--- Start Information given ---

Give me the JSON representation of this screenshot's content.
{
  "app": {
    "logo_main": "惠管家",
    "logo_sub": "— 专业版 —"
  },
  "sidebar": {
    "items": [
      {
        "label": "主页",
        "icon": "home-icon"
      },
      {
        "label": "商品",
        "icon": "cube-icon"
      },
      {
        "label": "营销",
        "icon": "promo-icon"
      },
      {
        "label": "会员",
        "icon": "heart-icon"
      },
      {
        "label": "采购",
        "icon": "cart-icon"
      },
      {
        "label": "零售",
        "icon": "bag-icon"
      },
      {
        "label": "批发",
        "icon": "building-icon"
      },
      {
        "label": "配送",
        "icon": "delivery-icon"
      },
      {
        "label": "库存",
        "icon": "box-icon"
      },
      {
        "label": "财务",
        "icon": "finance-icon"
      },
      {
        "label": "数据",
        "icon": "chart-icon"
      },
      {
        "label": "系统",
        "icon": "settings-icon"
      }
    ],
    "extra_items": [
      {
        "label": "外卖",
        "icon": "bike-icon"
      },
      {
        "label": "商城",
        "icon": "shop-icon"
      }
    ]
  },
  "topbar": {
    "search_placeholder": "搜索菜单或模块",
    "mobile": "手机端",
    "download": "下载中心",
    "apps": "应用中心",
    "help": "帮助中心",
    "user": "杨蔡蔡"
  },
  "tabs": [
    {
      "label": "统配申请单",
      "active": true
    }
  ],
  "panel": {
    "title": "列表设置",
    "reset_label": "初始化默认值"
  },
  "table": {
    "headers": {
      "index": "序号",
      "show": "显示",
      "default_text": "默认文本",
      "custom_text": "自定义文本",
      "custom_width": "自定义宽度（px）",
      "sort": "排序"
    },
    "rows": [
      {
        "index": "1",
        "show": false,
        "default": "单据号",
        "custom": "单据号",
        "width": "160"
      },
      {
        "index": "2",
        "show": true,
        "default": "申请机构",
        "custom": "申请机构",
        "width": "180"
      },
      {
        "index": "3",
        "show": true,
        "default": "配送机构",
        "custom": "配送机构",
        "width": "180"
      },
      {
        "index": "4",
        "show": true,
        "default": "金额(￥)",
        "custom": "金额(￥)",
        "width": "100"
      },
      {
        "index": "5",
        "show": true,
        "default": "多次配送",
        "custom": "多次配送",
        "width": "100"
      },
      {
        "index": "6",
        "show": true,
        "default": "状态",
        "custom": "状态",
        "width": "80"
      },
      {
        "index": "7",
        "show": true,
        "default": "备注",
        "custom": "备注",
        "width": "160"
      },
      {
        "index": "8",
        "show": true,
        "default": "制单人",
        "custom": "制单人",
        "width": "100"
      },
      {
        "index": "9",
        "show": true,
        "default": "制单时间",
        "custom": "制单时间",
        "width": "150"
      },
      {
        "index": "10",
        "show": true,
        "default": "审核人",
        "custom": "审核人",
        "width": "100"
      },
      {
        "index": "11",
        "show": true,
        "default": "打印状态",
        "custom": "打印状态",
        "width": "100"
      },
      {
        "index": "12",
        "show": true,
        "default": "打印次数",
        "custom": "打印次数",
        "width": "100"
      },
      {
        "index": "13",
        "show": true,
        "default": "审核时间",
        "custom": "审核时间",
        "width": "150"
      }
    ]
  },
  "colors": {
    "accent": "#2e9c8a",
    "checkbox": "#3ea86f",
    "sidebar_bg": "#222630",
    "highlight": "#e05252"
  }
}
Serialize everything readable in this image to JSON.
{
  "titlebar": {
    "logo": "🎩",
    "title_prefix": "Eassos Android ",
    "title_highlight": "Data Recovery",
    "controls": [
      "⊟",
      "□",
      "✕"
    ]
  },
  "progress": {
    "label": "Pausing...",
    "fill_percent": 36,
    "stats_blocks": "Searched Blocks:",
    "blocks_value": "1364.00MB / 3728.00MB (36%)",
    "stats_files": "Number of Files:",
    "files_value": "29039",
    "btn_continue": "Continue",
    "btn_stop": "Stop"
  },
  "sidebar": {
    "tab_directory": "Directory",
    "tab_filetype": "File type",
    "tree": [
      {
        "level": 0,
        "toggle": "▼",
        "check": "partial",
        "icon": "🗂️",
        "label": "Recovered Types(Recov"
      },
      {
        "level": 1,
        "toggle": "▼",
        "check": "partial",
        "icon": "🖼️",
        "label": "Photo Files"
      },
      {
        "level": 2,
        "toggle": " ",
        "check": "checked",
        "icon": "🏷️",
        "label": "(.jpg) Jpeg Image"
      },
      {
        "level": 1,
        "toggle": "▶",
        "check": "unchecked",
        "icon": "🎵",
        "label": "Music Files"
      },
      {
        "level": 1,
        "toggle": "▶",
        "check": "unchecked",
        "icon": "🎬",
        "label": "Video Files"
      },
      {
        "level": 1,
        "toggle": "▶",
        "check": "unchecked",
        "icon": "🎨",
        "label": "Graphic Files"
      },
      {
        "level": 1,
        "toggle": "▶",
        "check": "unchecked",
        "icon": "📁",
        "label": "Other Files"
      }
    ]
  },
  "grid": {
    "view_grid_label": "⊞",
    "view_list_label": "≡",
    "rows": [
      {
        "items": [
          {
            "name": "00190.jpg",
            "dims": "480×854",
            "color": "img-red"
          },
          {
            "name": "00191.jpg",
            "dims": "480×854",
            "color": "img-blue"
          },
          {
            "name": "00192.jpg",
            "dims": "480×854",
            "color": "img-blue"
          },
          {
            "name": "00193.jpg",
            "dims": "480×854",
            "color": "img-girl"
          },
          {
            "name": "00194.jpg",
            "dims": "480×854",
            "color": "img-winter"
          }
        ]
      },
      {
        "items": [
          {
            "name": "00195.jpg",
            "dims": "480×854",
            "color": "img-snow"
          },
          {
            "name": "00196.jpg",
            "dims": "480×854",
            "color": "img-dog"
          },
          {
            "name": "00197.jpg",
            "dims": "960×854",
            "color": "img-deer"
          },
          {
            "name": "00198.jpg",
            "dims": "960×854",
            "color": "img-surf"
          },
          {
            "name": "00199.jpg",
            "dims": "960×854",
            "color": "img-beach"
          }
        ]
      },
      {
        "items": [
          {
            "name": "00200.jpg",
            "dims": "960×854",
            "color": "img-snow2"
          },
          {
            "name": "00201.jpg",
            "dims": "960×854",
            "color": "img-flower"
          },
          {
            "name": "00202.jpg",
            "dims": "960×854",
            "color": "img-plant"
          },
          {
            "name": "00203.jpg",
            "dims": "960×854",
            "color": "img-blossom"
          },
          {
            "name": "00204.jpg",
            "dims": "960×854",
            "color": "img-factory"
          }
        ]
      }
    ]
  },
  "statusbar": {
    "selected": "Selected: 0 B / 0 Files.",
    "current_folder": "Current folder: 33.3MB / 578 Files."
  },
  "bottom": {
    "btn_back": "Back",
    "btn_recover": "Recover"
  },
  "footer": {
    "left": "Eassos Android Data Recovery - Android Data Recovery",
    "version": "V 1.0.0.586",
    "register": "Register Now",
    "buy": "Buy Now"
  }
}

--- End Information given ---

Reproduce each line from the records that contains the word "Data".

:: Correct result ::
    "title_highlight": "Data Recovery",
    "left": "Eassos Android Data Recovery - Android Data Recovery",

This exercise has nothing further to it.